— Start Data listing —

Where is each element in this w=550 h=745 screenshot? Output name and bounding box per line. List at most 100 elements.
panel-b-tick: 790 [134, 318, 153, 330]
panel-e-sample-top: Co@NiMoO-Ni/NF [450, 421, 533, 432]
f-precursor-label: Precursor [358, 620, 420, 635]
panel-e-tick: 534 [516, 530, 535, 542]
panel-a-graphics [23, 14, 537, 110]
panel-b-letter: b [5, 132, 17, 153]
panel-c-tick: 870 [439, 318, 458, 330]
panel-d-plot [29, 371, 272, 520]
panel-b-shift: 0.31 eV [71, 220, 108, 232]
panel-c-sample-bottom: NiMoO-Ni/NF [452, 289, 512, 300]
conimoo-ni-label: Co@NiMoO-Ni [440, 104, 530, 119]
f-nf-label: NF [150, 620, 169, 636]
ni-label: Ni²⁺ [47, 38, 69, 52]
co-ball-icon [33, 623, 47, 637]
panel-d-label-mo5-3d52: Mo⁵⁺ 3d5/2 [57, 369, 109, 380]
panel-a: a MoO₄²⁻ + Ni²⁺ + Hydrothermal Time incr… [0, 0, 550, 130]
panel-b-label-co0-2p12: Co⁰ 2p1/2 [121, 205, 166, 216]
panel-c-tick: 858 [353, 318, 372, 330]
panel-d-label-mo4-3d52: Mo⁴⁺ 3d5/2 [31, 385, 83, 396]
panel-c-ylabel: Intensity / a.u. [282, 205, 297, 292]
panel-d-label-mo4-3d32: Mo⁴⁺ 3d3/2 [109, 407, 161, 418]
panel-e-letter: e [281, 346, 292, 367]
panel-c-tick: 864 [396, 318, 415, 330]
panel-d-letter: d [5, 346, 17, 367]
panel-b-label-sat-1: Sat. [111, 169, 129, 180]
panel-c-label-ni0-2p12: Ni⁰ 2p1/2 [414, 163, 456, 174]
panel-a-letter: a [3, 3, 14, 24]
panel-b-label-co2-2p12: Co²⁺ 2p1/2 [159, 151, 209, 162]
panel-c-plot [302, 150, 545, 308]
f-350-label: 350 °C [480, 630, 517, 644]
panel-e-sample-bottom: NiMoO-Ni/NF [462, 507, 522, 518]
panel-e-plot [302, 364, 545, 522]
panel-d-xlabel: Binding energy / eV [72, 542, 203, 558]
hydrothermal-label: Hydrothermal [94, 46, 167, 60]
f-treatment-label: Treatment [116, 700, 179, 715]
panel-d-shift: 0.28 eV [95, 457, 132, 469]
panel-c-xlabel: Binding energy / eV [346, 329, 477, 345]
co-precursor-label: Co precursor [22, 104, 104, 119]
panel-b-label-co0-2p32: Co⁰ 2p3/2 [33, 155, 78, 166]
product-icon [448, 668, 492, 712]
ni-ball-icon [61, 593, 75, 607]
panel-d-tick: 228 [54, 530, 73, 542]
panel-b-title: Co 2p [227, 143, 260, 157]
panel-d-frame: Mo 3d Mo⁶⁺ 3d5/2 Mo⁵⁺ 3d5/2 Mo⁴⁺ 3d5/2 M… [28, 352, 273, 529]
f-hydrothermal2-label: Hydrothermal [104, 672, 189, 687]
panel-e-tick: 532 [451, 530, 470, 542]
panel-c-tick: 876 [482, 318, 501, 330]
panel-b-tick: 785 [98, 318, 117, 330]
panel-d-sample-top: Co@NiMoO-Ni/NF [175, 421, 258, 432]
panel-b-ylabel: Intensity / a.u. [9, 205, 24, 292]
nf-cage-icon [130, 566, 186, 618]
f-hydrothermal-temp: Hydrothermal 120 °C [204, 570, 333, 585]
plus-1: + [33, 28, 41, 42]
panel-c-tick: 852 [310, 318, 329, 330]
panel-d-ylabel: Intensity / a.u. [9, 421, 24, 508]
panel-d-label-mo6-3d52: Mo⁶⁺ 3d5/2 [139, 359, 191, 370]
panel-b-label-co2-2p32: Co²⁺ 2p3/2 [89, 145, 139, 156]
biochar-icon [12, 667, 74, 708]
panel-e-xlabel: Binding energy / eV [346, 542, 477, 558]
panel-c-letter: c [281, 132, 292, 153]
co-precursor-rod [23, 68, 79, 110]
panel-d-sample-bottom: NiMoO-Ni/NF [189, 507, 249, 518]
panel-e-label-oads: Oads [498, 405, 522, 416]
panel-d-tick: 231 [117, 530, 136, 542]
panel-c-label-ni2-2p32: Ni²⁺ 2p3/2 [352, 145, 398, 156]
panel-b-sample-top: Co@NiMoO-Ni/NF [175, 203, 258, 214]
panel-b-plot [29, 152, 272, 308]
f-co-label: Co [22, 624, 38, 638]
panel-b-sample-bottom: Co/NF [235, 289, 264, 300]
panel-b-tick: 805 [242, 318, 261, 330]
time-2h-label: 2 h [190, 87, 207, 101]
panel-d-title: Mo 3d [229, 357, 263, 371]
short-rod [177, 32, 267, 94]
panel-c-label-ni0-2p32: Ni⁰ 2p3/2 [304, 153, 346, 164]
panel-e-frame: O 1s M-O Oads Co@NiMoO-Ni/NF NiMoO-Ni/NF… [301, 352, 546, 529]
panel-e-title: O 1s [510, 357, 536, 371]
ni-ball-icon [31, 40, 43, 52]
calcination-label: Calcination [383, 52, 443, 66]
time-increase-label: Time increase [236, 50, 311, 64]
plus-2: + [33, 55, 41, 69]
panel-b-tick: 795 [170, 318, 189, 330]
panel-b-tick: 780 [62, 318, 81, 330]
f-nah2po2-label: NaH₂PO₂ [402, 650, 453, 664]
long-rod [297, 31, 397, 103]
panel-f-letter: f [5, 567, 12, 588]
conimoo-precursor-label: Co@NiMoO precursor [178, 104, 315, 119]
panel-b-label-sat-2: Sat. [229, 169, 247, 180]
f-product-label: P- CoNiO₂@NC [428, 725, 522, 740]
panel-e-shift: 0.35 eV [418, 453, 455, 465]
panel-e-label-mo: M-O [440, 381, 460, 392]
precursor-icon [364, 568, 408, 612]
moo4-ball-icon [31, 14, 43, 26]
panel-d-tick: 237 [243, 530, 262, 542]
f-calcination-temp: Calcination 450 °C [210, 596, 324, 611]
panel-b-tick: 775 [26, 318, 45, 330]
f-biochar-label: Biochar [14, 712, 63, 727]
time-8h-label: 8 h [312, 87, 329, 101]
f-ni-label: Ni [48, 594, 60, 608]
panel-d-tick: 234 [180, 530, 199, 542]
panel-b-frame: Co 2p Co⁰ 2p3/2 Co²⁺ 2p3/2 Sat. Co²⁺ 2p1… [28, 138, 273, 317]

— End Data listing —

## Task instructions
Write out every line above word for word, leaving nothing out and changing nothing.

## The result
Where is each element in this w=550 h=745 screenshot? Output name and bounding box per line. List at most 100 elements.
panel-b-tick: 790 [134, 318, 153, 330]
panel-e-sample-top: Co@NiMoO-Ni/NF [450, 421, 533, 432]
f-precursor-label: Precursor [358, 620, 420, 635]
panel-e-tick: 534 [516, 530, 535, 542]
panel-a-graphics [23, 14, 537, 110]
panel-b-letter: b [5, 132, 17, 153]
panel-c-tick: 870 [439, 318, 458, 330]
panel-d-plot [29, 371, 272, 520]
panel-b-shift: 0.31 eV [71, 220, 108, 232]
panel-c-sample-bottom: NiMoO-Ni/NF [452, 289, 512, 300]
conimoo-ni-label: Co@NiMoO-Ni [440, 104, 530, 119]
f-nf-label: NF [150, 620, 169, 636]
ni-label: Ni²⁺ [47, 38, 69, 52]
co-ball-icon [33, 623, 47, 637]
panel-d-label-mo5-3d52: Mo⁵⁺ 3d5/2 [57, 369, 109, 380]
panel-a: a MoO₄²⁻ + Ni²⁺ + Hydrothermal Time incr… [0, 0, 550, 130]
panel-b-label-co0-2p12: Co⁰ 2p1/2 [121, 205, 166, 216]
panel-c-tick: 858 [353, 318, 372, 330]
panel-d-label-mo4-3d52: Mo⁴⁺ 3d5/2 [31, 385, 83, 396]
panel-c-ylabel: Intensity / a.u. [282, 205, 297, 292]
panel-d-label-mo4-3d32: Mo⁴⁺ 3d3/2 [109, 407, 161, 418]
panel-e-letter: e [281, 346, 292, 367]
panel-c-tick: 864 [396, 318, 415, 330]
panel-d-letter: d [5, 346, 17, 367]
panel-b-label-sat-1: Sat. [111, 169, 129, 180]
panel-c-label-ni0-2p12: Ni⁰ 2p1/2 [414, 163, 456, 174]
panel-a-letter: a [3, 3, 14, 24]
panel-b-label-co2-2p12: Co²⁺ 2p1/2 [159, 151, 209, 162]
panel-c-plot [302, 150, 545, 308]
f-350-label: 350 °C [480, 630, 517, 644]
panel-e-sample-bottom: NiMoO-Ni/NF [462, 507, 522, 518]
panel-e-plot [302, 364, 545, 522]
panel-d-xlabel: Binding energy / eV [72, 542, 203, 558]
hydrothermal-label: Hydrothermal [94, 46, 167, 60]
f-treatment-label: Treatment [116, 700, 179, 715]
panel-d-shift: 0.28 eV [95, 457, 132, 469]
panel-c-xlabel: Binding energy / eV [346, 329, 477, 345]
co-precursor-label: Co precursor [22, 104, 104, 119]
panel-b-label-co0-2p32: Co⁰ 2p3/2 [33, 155, 78, 166]
product-icon [448, 668, 492, 712]
ni-ball-icon [61, 593, 75, 607]
panel-d-tick: 228 [54, 530, 73, 542]
panel-b-title: Co 2p [227, 143, 260, 157]
panel-d-frame: Mo 3d Mo⁶⁺ 3d5/2 Mo⁵⁺ 3d5/2 Mo⁴⁺ 3d5/2 M… [28, 352, 273, 529]
f-hydrothermal2-label: Hydrothermal [104, 672, 189, 687]
panel-e-tick: 532 [451, 530, 470, 542]
panel-c-tick: 876 [482, 318, 501, 330]
panel-b-tick: 785 [98, 318, 117, 330]
panel-d-sample-top: Co@NiMoO-Ni/NF [175, 421, 258, 432]
panel-b-ylabel: Intensity / a.u. [9, 205, 24, 292]
nf-cage-icon [130, 566, 186, 618]
f-hydrothermal-temp: Hydrothermal 120 °C [204, 570, 333, 585]
plus-1: + [33, 28, 41, 42]
panel-c-tick: 852 [310, 318, 329, 330]
panel-d-ylabel: Intensity / a.u. [9, 421, 24, 508]
panel-d-label-mo6-3d52: Mo⁶⁺ 3d5/2 [139, 359, 191, 370]
panel-b-label-co2-2p32: Co²⁺ 2p3/2 [89, 145, 139, 156]
biochar-icon [12, 667, 74, 708]
panel-e-xlabel: Binding energy / eV [346, 542, 477, 558]
panel-c-letter: c [281, 132, 292, 153]
co-precursor-rod [23, 68, 79, 110]
panel-d-sample-bottom: NiMoO-Ni/NF [189, 507, 249, 518]
panel-e-label-oads: Oads [498, 405, 522, 416]
panel-d-tick: 231 [117, 530, 136, 542]
panel-c-label-ni2-2p32: Ni²⁺ 2p3/2 [352, 145, 398, 156]
panel-b-sample-top: Co@NiMoO-Ni/NF [175, 203, 258, 214]
panel-b-plot [29, 152, 272, 308]
f-co-label: Co [22, 624, 38, 638]
panel-b-sample-bottom: Co/NF [235, 289, 264, 300]
panel-b-tick: 805 [242, 318, 261, 330]
time-2h-label: 2 h [190, 87, 207, 101]
panel-d-title: Mo 3d [229, 357, 263, 371]
short-rod [177, 32, 267, 94]
panel-c-label-ni0-2p32: Ni⁰ 2p3/2 [304, 153, 346, 164]
panel-e-frame: O 1s M-O Oads Co@NiMoO-Ni/NF NiMoO-Ni/NF… [301, 352, 546, 529]
panel-e-title: O 1s [510, 357, 536, 371]
ni-ball-icon [31, 40, 43, 52]
calcination-label: Calcination [383, 52, 443, 66]
time-increase-label: Time increase [236, 50, 311, 64]
plus-2: + [33, 55, 41, 69]
panel-b-tick: 795 [170, 318, 189, 330]
panel-b-tick: 780 [62, 318, 81, 330]
f-nah2po2-label: NaH₂PO₂ [402, 650, 453, 664]
long-rod [297, 31, 397, 103]
panel-f-letter: f [5, 567, 12, 588]
conimoo-precursor-label: Co@NiMoO precursor [178, 104, 315, 119]
panel-b-label-sat-2: Sat. [229, 169, 247, 180]
f-product-label: P- CoNiO₂@NC [428, 725, 522, 740]
panel-e-shift: 0.35 eV [418, 453, 455, 465]
panel-e-label-mo: M-O [440, 381, 460, 392]
precursor-icon [364, 568, 408, 612]
moo4-ball-icon [31, 14, 43, 26]
panel-d-tick: 237 [243, 530, 262, 542]
f-calcination-temp: Calcination 450 °C [210, 596, 324, 611]
panel-b-tick: 775 [26, 318, 45, 330]
f-biochar-label: Biochar [14, 712, 63, 727]
time-8h-label: 8 h [312, 87, 329, 101]
f-ni-label: Ni [48, 594, 60, 608]
panel-d-tick: 234 [180, 530, 199, 542]
panel-b-frame: Co 2p Co⁰ 2p3/2 Co²⁺ 2p3/2 Sat. Co²⁺ 2p1… [28, 138, 273, 317]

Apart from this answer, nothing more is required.